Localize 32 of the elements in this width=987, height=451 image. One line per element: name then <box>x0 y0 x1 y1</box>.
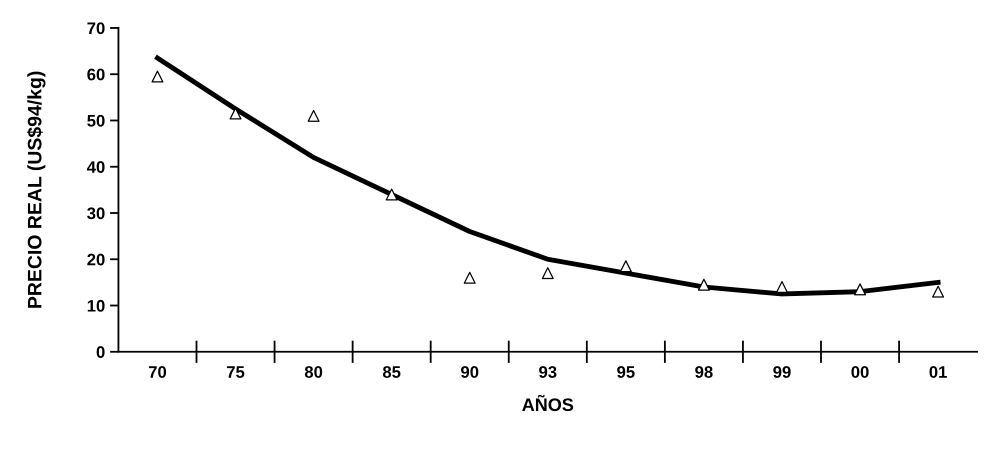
x-tick-label: 75 <box>226 366 244 378</box>
point <box>151 70 164 83</box>
point <box>854 283 866 296</box>
point <box>386 188 398 200</box>
x-axis-title: AÑOS <box>522 394 574 412</box>
x-tick-label: 99 <box>773 366 791 378</box>
point <box>776 281 788 294</box>
point <box>464 272 476 284</box>
y-axis-title: PRECIO REAL (US$94/kg) <box>26 72 46 308</box>
line-series <box>155 56 941 296</box>
point <box>308 110 320 122</box>
x-tick-label: 90 <box>461 366 478 378</box>
x-tick-label: 93 <box>539 366 556 378</box>
point <box>620 260 632 272</box>
point <box>932 286 944 298</box>
point <box>542 267 554 280</box>
y-tick-label: 50 <box>87 114 105 127</box>
x-tick-label: 01 <box>929 366 947 378</box>
x-tick-label: 85 <box>382 366 400 378</box>
x-tick-label: 70 <box>148 366 166 378</box>
y-tick-label: 30 <box>87 207 105 220</box>
y-tick-label: 60 <box>87 68 105 80</box>
x-tick-label: 00 <box>851 366 869 378</box>
point <box>698 278 710 291</box>
y-tick-label: 70 <box>87 22 105 34</box>
y-tick-label: 40 <box>86 161 105 173</box>
y-tick-label: 10 <box>88 300 105 312</box>
y-tick-label: 0 <box>96 346 105 358</box>
x-tick-label: 95 <box>617 366 635 378</box>
x-tick-label: 98 <box>695 366 713 378</box>
x-tick-label: 80 <box>304 366 322 378</box>
y-tick-label: 20 <box>87 254 105 266</box>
-----
*Task brief*. Copy every line from the one with "x-tick-label: 75 <box>226 366 244 378</box>" through the end of the entries, both ends included, keeping each line unchanged.

*The response*.
x-tick-label: 75 <box>226 366 244 378</box>
point <box>151 70 164 83</box>
point <box>854 283 866 296</box>
point <box>386 188 398 200</box>
x-axis-title: AÑOS <box>522 394 574 412</box>
x-tick-label: 99 <box>773 366 791 378</box>
point <box>776 281 788 294</box>
point <box>464 272 476 284</box>
y-axis-title: PRECIO REAL (US$94/kg) <box>26 72 46 308</box>
line-series <box>155 56 941 296</box>
point <box>308 110 320 122</box>
x-tick-label: 90 <box>461 366 478 378</box>
x-tick-label: 93 <box>539 366 556 378</box>
point <box>620 260 632 272</box>
point <box>932 286 944 298</box>
point <box>542 267 554 280</box>
y-tick-label: 50 <box>87 114 105 127</box>
x-tick-label: 01 <box>929 366 947 378</box>
x-tick-label: 85 <box>382 366 400 378</box>
x-tick-label: 70 <box>148 366 166 378</box>
y-tick-label: 30 <box>87 207 105 220</box>
y-tick-label: 60 <box>87 68 105 80</box>
x-tick-label: 00 <box>851 366 869 378</box>
point <box>698 278 710 291</box>
y-tick-label: 70 <box>87 22 105 34</box>
y-tick-label: 40 <box>86 161 105 173</box>
y-tick-label: 10 <box>88 300 105 312</box>
y-tick-label: 0 <box>96 346 105 358</box>
x-tick-label: 95 <box>617 366 635 378</box>
x-tick-label: 98 <box>695 366 713 378</box>
x-tick-label: 80 <box>304 366 322 378</box>
y-tick-label: 20 <box>87 254 105 266</box>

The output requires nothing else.